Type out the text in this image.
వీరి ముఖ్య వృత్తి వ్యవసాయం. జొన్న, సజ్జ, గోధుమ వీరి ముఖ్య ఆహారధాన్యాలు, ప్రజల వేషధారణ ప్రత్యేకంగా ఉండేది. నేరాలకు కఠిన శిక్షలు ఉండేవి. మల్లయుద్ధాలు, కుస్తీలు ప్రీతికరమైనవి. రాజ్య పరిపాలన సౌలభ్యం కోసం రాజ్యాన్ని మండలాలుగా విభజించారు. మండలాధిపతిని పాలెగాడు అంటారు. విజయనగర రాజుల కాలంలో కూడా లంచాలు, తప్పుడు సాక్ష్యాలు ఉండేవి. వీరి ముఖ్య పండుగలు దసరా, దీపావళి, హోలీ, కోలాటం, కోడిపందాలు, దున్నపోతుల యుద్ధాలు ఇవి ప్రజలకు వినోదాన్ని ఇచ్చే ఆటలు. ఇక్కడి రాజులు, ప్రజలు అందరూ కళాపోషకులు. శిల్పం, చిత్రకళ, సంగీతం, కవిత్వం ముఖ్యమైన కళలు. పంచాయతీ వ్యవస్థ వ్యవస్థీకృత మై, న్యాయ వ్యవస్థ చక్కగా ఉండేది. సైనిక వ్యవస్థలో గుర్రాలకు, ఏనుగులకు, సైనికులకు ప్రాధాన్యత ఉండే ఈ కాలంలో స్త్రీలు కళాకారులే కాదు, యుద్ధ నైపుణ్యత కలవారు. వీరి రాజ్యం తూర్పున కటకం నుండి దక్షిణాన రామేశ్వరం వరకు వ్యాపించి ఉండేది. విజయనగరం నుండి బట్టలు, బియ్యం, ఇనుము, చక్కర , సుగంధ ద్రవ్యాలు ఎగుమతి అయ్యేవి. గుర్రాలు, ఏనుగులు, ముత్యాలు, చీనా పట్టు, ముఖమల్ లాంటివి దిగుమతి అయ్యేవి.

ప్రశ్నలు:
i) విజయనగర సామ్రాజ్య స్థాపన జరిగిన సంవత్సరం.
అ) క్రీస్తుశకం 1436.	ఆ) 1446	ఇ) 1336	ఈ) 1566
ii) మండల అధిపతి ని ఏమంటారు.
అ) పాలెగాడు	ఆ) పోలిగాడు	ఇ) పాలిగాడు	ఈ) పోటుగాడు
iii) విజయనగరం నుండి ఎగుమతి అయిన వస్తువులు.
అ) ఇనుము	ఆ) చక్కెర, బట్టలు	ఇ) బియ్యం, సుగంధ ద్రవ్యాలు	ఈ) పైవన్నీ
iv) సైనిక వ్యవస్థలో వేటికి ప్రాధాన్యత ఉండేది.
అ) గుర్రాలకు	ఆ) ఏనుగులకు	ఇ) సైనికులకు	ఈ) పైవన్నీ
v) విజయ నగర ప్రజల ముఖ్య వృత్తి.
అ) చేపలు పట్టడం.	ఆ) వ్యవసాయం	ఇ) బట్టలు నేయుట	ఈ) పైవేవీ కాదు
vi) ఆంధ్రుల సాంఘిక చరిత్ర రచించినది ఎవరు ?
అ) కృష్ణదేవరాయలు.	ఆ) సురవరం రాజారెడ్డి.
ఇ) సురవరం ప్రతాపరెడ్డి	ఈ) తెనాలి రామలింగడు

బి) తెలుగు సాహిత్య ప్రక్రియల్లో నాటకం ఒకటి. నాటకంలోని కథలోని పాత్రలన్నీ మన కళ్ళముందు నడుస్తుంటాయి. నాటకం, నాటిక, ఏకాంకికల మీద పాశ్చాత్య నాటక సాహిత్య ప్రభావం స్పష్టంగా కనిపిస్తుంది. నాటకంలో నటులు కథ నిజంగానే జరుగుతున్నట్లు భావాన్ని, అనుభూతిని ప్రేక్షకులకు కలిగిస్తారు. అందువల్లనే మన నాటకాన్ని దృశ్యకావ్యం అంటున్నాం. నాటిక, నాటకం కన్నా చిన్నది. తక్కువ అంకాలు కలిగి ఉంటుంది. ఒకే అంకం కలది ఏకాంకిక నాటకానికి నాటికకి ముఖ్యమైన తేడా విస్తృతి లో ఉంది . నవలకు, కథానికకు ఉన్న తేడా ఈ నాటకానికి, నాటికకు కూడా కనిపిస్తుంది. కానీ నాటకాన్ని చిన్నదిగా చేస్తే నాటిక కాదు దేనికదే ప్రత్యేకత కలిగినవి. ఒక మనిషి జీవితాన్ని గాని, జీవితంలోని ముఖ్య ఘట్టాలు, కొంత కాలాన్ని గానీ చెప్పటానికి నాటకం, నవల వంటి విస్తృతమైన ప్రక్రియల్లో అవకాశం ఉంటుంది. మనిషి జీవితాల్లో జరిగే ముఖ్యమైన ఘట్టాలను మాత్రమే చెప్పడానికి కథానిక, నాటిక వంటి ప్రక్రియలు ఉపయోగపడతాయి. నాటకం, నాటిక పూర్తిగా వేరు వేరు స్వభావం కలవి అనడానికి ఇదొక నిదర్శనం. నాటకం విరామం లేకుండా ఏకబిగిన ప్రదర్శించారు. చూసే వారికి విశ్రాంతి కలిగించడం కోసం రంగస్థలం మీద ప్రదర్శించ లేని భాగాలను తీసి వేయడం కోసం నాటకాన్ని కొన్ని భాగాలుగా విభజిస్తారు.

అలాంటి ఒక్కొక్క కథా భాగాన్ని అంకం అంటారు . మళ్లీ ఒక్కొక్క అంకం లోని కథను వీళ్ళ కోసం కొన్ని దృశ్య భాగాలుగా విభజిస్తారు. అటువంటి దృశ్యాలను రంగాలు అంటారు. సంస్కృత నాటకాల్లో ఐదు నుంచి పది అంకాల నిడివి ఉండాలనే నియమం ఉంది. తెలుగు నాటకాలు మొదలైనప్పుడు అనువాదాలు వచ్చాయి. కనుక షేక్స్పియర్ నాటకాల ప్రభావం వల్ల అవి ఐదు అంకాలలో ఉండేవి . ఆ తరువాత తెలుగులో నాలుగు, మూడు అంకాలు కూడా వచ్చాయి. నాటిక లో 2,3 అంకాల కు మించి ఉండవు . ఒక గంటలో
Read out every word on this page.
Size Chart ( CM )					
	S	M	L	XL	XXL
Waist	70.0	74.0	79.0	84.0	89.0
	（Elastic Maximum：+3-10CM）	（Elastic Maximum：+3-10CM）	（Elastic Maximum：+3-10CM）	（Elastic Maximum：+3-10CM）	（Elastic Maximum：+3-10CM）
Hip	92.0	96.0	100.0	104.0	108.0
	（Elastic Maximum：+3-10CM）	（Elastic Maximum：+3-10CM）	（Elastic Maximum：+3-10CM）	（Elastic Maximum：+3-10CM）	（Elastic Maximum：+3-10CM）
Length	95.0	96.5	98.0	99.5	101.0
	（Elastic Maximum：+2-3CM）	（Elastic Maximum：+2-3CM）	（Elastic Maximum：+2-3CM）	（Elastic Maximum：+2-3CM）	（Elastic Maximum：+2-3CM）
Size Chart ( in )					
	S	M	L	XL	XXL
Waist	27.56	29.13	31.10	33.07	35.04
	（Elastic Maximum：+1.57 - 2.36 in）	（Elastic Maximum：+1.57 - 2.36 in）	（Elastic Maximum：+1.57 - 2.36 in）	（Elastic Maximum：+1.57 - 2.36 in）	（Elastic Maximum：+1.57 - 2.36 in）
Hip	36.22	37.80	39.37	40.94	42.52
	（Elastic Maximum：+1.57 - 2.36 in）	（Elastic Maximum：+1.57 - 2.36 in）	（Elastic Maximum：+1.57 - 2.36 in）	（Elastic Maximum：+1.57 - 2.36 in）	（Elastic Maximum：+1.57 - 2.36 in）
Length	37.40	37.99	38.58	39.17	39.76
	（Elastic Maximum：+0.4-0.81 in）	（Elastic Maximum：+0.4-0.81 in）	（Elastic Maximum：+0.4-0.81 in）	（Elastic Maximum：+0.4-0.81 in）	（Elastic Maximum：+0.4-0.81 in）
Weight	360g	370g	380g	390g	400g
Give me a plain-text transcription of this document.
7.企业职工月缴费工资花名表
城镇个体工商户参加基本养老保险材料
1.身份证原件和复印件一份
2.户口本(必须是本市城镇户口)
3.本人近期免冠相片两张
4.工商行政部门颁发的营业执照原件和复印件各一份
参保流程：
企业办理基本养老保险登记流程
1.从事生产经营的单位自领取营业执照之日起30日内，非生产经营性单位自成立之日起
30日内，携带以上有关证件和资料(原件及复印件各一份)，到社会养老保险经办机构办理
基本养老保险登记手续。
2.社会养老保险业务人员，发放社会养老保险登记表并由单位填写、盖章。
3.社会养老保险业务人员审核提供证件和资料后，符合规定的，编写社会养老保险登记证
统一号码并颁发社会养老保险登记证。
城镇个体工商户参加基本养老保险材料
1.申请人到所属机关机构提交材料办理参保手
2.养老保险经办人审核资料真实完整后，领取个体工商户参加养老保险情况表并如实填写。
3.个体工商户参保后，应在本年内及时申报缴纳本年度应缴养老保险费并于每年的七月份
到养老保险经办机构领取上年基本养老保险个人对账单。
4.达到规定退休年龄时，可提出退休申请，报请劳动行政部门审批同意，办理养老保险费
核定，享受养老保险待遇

· · · · ·

## [What to produce]
Which lines hold the word "Waist"? Copy each of them from the records.

## [Task answer]
Waist	70.0	74.0	79.0	84.0	89.0
Waist	27.56	29.13	31.10	33.07	35.04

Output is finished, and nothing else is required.